▶ _Exercise prompt_
Copy the material that follows word for word and omit its pictures.

▶ _Source data_
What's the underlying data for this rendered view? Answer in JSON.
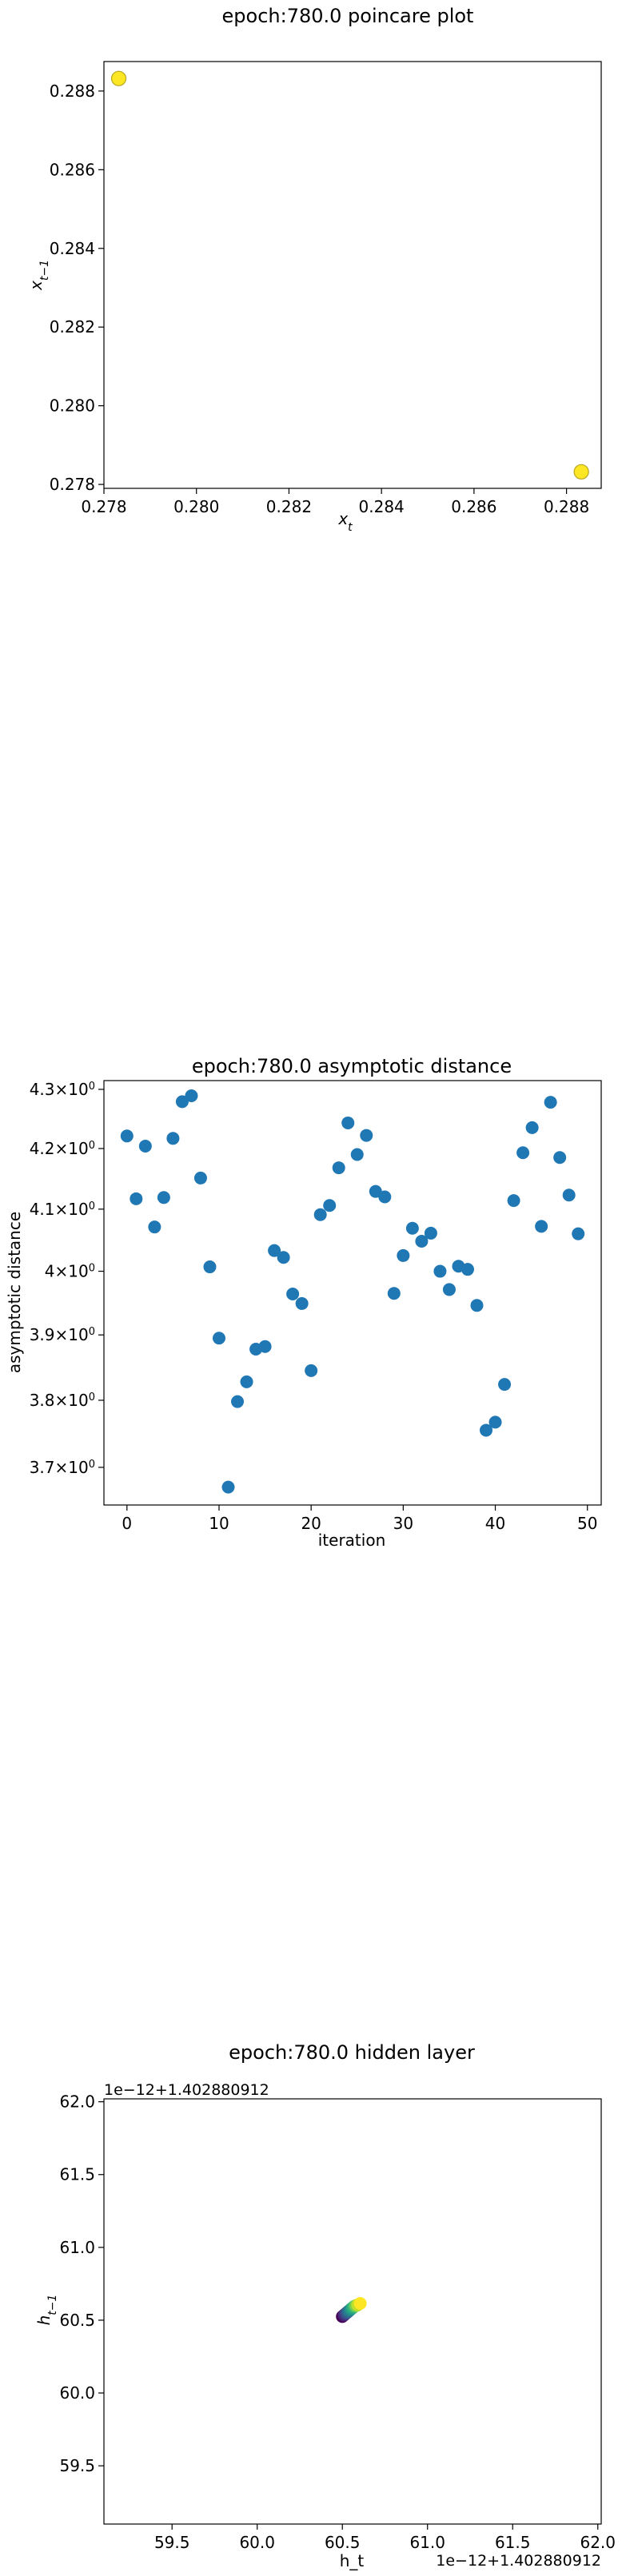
{
  "chart_data": [
    {
      "type": "scatter",
      "title": "epoch:780.0 poincare plot",
      "xlabel": "x_t",
      "ylabel": "x_{t-1}",
      "xlim": [
        0.278,
        0.28875
      ],
      "ylim": [
        0.2779,
        0.28875
      ],
      "x_ticks": [
        "0.278",
        "0.280",
        "0.282",
        "0.284",
        "0.286",
        "0.288"
      ],
      "x_tick_values": [
        0.278,
        0.28,
        0.282,
        0.284,
        0.286,
        0.288
      ],
      "y_ticks": [
        "0.278",
        "0.280",
        "0.282",
        "0.284",
        "0.286",
        "0.288"
      ],
      "y_tick_values": [
        0.278,
        0.28,
        0.282,
        0.284,
        0.286,
        0.288
      ],
      "color": "#fde725",
      "edge_color": "#b8a71a",
      "points": [
        {
          "x": 0.27832,
          "y": 0.28832
        },
        {
          "x": 0.28832,
          "y": 0.27832
        }
      ]
    },
    {
      "type": "scatter",
      "title": "epoch:780.0 asymptotic distance",
      "xlabel": "iteration",
      "ylabel": "asymptotic distance",
      "y_scale": "log",
      "xlim": [
        -2.5,
        51.5
      ],
      "ylim": [
        3.645,
        4.315
      ],
      "x_ticks": [
        "0",
        "10",
        "20",
        "30",
        "40",
        "50"
      ],
      "x_tick_values": [
        0,
        10,
        20,
        30,
        40,
        50
      ],
      "y_ticks": [
        "3.7",
        "3.8",
        "3.9",
        "4",
        "4.1",
        "4.2",
        "4.3"
      ],
      "y_tick_values": [
        3.7,
        3.8,
        3.9,
        4.0,
        4.1,
        4.2,
        4.3
      ],
      "y_tick_suffix": "×10",
      "y_tick_exp": "0",
      "color": "#1f77b4",
      "x": [
        0,
        1,
        2,
        3,
        4,
        5,
        6,
        7,
        8,
        9,
        10,
        11,
        12,
        13,
        14,
        15,
        16,
        17,
        18,
        19,
        20,
        21,
        22,
        23,
        24,
        25,
        26,
        27,
        28,
        29,
        30,
        31,
        32,
        33,
        34,
        35,
        36,
        37,
        38,
        39,
        40,
        41,
        42,
        43,
        44,
        45,
        46,
        47,
        48,
        49
      ],
      "y": [
        4.221,
        4.117,
        4.204,
        4.071,
        4.119,
        4.217,
        4.279,
        4.289,
        4.151,
        4.007,
        3.895,
        3.671,
        3.798,
        3.828,
        3.878,
        3.882,
        4.033,
        4.022,
        3.964,
        3.949,
        3.845,
        4.091,
        4.106,
        4.168,
        4.243,
        4.19,
        4.222,
        4.129,
        4.12,
        3.965,
        4.025,
        4.069,
        4.048,
        4.061,
        4.0,
        3.971,
        4.008,
        4.003,
        3.946,
        3.755,
        3.767,
        3.824,
        4.114,
        4.193,
        4.235,
        4.072,
        4.278,
        4.185,
        4.123,
        4.06
      ]
    },
    {
      "type": "scatter",
      "title": "epoch:780.0 hidden layer",
      "xlabel": "h_t",
      "ylabel": "h_{t-1}",
      "x_offset_text": "1e−12+1.402880912",
      "y_offset_text": "1e−12+1.402880912",
      "xlim": [
        59.1,
        62.02
      ],
      "ylim": [
        59.1,
        62.02
      ],
      "x_ticks": [
        "59.5",
        "60.0",
        "60.5",
        "61.0",
        "61.5",
        "62.0"
      ],
      "x_tick_values": [
        59.5,
        60.0,
        60.5,
        61.0,
        61.5,
        62.0
      ],
      "y_ticks": [
        "59.5",
        "60.0",
        "60.5",
        "61.0",
        "61.5",
        "62.0"
      ],
      "y_tick_values": [
        59.5,
        60.0,
        60.5,
        61.0,
        61.5,
        62.0
      ],
      "colormap": "viridis",
      "points_x": [
        60.5,
        60.51,
        60.52,
        60.53,
        60.54,
        60.55,
        60.56,
        60.57,
        60.58,
        60.59,
        60.605
      ],
      "points_y": [
        60.525,
        60.535,
        60.545,
        60.555,
        60.565,
        60.575,
        60.585,
        60.595,
        60.6,
        60.605,
        60.615
      ]
    }
  ]
}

▶ _In response_
What's the underlying data for this rendered view? Answer in JSON.
{
  "chart_data": [
    {
      "type": "scatter",
      "title": "epoch:780.0 poincare plot",
      "xlabel": "x_t",
      "ylabel": "x_{t-1}",
      "xlim": [
        0.278,
        0.28875
      ],
      "ylim": [
        0.2779,
        0.28875
      ],
      "x_ticks": [
        "0.278",
        "0.280",
        "0.282",
        "0.284",
        "0.286",
        "0.288"
      ],
      "x_tick_values": [
        0.278,
        0.28,
        0.282,
        0.284,
        0.286,
        0.288
      ],
      "y_ticks": [
        "0.278",
        "0.280",
        "0.282",
        "0.284",
        "0.286",
        "0.288"
      ],
      "y_tick_values": [
        0.278,
        0.28,
        0.282,
        0.284,
        0.286,
        0.288
      ],
      "color": "#fde725",
      "edge_color": "#b8a71a",
      "points": [
        {
          "x": 0.27832,
          "y": 0.28832
        },
        {
          "x": 0.28832,
          "y": 0.27832
        }
      ]
    },
    {
      "type": "scatter",
      "title": "epoch:780.0 asymptotic distance",
      "xlabel": "iteration",
      "ylabel": "asymptotic distance",
      "y_scale": "log",
      "xlim": [
        -2.5,
        51.5
      ],
      "ylim": [
        3.645,
        4.315
      ],
      "x_ticks": [
        "0",
        "10",
        "20",
        "30",
        "40",
        "50"
      ],
      "x_tick_values": [
        0,
        10,
        20,
        30,
        40,
        50
      ],
      "y_ticks": [
        "3.7",
        "3.8",
        "3.9",
        "4",
        "4.1",
        "4.2",
        "4.3"
      ],
      "y_tick_values": [
        3.7,
        3.8,
        3.9,
        4.0,
        4.1,
        4.2,
        4.3
      ],
      "y_tick_suffix": "×10",
      "y_tick_exp": "0",
      "color": "#1f77b4",
      "x": [
        0,
        1,
        2,
        3,
        4,
        5,
        6,
        7,
        8,
        9,
        10,
        11,
        12,
        13,
        14,
        15,
        16,
        17,
        18,
        19,
        20,
        21,
        22,
        23,
        24,
        25,
        26,
        27,
        28,
        29,
        30,
        31,
        32,
        33,
        34,
        35,
        36,
        37,
        38,
        39,
        40,
        41,
        42,
        43,
        44,
        45,
        46,
        47,
        48,
        49
      ],
      "y": [
        4.221,
        4.117,
        4.204,
        4.071,
        4.119,
        4.217,
        4.279,
        4.289,
        4.151,
        4.007,
        3.895,
        3.671,
        3.798,
        3.828,
        3.878,
        3.882,
        4.033,
        4.022,
        3.964,
        3.949,
        3.845,
        4.091,
        4.106,
        4.168,
        4.243,
        4.19,
        4.222,
        4.129,
        4.12,
        3.965,
        4.025,
        4.069,
        4.048,
        4.061,
        4.0,
        3.971,
        4.008,
        4.003,
        3.946,
        3.755,
        3.767,
        3.824,
        4.114,
        4.193,
        4.235,
        4.072,
        4.278,
        4.185,
        4.123,
        4.06
      ]
    },
    {
      "type": "scatter",
      "title": "epoch:780.0 hidden layer",
      "xlabel": "h_t",
      "ylabel": "h_{t-1}",
      "x_offset_text": "1e−12+1.402880912",
      "y_offset_text": "1e−12+1.402880912",
      "xlim": [
        59.1,
        62.02
      ],
      "ylim": [
        59.1,
        62.02
      ],
      "x_ticks": [
        "59.5",
        "60.0",
        "60.5",
        "61.0",
        "61.5",
        "62.0"
      ],
      "x_tick_values": [
        59.5,
        60.0,
        60.5,
        61.0,
        61.5,
        62.0
      ],
      "y_ticks": [
        "59.5",
        "60.0",
        "60.5",
        "61.0",
        "61.5",
        "62.0"
      ],
      "y_tick_values": [
        59.5,
        60.0,
        60.5,
        61.0,
        61.5,
        62.0
      ],
      "colormap": "viridis",
      "points_x": [
        60.5,
        60.51,
        60.52,
        60.53,
        60.54,
        60.55,
        60.56,
        60.57,
        60.58,
        60.59,
        60.605
      ],
      "points_y": [
        60.525,
        60.535,
        60.545,
        60.555,
        60.565,
        60.575,
        60.585,
        60.595,
        60.6,
        60.605,
        60.615
      ]
    }
  ]
}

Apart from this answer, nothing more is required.